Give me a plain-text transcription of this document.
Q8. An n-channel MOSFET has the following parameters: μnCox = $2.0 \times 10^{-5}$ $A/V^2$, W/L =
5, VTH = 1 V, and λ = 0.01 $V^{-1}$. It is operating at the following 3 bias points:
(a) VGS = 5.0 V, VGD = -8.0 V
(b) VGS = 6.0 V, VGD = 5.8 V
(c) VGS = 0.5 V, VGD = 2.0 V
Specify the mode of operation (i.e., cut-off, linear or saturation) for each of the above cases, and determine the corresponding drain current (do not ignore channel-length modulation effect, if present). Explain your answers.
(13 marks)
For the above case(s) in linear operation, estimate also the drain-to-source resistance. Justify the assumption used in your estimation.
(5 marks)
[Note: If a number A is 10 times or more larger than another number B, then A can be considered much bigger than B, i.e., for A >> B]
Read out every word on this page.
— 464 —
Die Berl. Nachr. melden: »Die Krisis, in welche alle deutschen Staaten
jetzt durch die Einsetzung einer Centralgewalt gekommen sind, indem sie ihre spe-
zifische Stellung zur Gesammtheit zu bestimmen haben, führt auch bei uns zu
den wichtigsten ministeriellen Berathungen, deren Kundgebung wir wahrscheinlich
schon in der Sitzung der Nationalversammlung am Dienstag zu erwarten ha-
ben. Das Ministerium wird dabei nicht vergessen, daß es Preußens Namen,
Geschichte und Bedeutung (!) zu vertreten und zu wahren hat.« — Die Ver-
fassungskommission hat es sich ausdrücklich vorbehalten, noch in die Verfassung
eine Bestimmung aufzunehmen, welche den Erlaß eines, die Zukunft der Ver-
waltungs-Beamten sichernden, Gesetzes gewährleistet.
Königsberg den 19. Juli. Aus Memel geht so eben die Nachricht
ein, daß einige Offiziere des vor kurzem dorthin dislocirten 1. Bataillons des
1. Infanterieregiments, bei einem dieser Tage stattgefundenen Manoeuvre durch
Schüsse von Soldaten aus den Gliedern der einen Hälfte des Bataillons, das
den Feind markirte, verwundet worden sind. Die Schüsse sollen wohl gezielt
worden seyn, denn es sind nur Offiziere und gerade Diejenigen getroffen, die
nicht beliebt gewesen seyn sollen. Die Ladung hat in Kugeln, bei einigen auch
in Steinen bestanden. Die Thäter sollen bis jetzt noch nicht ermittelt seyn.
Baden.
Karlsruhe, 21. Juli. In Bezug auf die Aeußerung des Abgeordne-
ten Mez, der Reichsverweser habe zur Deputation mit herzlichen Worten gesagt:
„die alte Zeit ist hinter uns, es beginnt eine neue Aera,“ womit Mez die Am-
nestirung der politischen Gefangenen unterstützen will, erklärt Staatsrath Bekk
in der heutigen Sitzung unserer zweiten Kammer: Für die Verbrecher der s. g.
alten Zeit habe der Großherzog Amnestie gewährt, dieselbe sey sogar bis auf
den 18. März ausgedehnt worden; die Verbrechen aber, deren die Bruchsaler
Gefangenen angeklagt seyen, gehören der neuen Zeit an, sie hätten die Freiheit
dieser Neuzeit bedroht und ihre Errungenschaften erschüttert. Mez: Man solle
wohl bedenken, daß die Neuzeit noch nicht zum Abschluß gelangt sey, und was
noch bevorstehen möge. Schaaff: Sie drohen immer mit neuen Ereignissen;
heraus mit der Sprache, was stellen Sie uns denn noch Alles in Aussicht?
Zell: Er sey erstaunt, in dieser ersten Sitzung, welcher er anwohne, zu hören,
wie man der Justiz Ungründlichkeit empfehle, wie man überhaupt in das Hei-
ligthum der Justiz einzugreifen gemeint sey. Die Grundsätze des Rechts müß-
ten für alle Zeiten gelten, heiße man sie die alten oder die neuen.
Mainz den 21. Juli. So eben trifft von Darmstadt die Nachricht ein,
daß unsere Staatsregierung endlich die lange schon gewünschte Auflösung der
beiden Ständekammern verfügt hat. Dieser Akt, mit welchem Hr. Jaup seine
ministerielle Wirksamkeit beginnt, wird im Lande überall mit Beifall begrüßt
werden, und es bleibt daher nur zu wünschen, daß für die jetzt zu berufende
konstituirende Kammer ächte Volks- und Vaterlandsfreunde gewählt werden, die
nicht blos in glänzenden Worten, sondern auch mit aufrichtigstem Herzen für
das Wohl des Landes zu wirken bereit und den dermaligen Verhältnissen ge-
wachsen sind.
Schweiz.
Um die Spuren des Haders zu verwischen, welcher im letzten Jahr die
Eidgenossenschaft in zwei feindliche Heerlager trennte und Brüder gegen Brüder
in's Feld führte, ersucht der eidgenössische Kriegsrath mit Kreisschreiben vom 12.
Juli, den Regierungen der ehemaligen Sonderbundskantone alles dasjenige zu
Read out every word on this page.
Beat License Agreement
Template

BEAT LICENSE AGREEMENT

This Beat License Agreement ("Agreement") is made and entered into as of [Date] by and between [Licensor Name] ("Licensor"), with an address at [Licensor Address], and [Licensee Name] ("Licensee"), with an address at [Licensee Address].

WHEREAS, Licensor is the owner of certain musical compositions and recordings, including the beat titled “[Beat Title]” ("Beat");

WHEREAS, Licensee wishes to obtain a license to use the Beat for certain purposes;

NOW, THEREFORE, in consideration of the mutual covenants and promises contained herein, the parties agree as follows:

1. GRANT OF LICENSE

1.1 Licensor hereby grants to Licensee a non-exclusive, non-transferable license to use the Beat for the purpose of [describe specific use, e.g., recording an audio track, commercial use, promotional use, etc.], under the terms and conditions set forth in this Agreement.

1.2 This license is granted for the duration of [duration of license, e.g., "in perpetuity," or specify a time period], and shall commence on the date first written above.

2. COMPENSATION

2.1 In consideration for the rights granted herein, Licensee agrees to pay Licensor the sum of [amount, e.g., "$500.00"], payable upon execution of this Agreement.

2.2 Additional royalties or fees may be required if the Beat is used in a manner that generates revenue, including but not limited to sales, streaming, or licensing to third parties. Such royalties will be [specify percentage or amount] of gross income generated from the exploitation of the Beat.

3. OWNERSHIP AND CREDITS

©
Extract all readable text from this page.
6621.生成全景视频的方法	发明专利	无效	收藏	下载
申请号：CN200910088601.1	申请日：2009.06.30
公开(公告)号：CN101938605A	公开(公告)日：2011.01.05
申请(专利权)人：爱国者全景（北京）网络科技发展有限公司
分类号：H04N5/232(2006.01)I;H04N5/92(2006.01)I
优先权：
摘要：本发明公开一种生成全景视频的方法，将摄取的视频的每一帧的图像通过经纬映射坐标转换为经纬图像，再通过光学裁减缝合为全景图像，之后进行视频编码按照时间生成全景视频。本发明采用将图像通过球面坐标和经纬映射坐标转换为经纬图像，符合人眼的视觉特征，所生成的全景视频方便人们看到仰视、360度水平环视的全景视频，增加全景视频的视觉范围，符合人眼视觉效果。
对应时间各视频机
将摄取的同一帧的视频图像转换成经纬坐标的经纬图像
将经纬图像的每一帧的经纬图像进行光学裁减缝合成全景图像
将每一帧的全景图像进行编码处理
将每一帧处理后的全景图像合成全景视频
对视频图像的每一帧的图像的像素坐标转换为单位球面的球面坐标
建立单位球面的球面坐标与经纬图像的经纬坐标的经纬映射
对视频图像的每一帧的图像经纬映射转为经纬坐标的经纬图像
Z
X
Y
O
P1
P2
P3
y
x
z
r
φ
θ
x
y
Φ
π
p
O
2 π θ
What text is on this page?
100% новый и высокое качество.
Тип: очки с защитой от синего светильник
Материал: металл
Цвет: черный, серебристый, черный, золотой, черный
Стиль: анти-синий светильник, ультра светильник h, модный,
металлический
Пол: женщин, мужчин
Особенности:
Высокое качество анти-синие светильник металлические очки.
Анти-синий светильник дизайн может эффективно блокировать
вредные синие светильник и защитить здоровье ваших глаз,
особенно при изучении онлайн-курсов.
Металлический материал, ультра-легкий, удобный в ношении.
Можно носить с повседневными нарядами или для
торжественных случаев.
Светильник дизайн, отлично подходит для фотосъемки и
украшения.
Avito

◆ **What to do**
Using the material above, extract the line that contains "What text is on this page?" and every line after it, exactly as given; stop at the last line.

◆ **Result**
What text is on this page?
100% новый и высокое качество.
Тип: очки с защитой от синего светильник
Материал: металл
Цвет: черный, серебристый, черный, золотой, черный
Стиль: анти-синий светильник, ультра светильник h, модный,
металлический
Пол: женщин, мужчин
Особенности:
Высокое качество анти-синие светильник металлические очки.
Анти-синий светильник дизайн может эффективно блокировать
вредные синие светильник и защитить здоровье ваших глаз,
особенно при изучении онлайн-курсов.
Металлический материал, ультра-легкий, удобный в ношении.
Можно носить с повседневными нарядами или для
торжественных случаев.
Светильник дизайн, отлично подходит для фотосъемки и
украшения.
Avito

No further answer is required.